WHAT YOU SHOULD DO
Note how many lines hold "최대값과" and report that number by itself.

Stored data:
--- --- ---

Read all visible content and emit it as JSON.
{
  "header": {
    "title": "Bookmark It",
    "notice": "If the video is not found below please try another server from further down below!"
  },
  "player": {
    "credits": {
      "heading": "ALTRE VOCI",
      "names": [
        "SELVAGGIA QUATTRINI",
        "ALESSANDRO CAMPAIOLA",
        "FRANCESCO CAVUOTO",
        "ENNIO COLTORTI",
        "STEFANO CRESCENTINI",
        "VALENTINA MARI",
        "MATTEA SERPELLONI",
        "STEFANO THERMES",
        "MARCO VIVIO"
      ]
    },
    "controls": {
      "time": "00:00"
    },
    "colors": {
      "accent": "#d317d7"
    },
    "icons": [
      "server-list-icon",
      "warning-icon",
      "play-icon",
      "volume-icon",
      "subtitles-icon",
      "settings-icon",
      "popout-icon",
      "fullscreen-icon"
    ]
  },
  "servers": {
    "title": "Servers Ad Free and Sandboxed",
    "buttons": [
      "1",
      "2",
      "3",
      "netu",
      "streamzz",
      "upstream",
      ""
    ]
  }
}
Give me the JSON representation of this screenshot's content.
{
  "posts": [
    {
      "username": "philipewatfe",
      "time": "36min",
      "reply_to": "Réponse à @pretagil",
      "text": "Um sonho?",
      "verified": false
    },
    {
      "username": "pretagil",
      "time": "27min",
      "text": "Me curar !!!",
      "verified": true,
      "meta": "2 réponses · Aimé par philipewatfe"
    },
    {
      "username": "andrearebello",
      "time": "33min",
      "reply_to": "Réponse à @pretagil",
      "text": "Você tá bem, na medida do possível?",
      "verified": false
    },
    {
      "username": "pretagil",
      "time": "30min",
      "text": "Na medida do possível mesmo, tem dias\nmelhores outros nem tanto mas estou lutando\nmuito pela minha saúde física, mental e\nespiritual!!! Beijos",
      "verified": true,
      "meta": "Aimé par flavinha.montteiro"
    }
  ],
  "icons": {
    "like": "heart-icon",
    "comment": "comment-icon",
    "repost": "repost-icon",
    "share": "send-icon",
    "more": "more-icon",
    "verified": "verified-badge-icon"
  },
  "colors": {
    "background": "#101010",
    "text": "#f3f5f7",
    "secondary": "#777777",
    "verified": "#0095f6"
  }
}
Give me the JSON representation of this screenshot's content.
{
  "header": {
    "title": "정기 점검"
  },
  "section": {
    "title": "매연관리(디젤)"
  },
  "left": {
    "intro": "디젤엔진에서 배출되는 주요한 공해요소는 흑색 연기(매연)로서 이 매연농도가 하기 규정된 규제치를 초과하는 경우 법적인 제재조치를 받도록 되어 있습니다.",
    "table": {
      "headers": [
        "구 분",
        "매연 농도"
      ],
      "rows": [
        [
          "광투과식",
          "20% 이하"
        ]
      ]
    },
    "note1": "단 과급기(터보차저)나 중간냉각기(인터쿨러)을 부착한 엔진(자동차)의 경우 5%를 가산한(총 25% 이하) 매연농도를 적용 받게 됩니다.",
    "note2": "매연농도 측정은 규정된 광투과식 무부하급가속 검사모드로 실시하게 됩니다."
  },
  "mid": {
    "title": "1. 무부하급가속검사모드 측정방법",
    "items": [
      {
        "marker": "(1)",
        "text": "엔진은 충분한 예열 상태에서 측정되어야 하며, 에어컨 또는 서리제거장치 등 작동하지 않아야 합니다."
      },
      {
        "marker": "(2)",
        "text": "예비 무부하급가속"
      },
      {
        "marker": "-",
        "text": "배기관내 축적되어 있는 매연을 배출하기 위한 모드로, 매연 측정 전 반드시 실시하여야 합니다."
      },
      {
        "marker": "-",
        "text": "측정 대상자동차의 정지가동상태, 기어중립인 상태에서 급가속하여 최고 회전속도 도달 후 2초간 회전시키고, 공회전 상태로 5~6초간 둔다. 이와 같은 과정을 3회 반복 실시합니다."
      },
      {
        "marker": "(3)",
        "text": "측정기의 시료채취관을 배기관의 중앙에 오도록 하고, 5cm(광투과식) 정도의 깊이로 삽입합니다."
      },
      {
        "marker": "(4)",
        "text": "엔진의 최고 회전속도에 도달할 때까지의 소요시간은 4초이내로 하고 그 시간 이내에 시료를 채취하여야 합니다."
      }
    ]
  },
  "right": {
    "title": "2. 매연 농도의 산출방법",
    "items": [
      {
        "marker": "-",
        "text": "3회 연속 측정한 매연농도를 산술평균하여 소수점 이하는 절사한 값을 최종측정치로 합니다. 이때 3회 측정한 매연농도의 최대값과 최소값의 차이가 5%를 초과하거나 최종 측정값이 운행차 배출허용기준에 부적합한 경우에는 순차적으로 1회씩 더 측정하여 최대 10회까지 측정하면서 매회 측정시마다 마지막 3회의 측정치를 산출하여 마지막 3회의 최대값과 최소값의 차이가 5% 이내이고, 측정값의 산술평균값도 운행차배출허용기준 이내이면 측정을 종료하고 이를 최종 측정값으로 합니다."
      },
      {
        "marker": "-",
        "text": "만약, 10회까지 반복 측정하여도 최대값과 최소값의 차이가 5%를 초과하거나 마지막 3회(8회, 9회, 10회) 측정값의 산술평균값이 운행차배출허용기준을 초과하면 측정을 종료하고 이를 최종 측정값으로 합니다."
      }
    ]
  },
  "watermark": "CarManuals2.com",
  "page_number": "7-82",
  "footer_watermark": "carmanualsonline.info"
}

--- --- ---

RESULT OF THE EXERCISE
2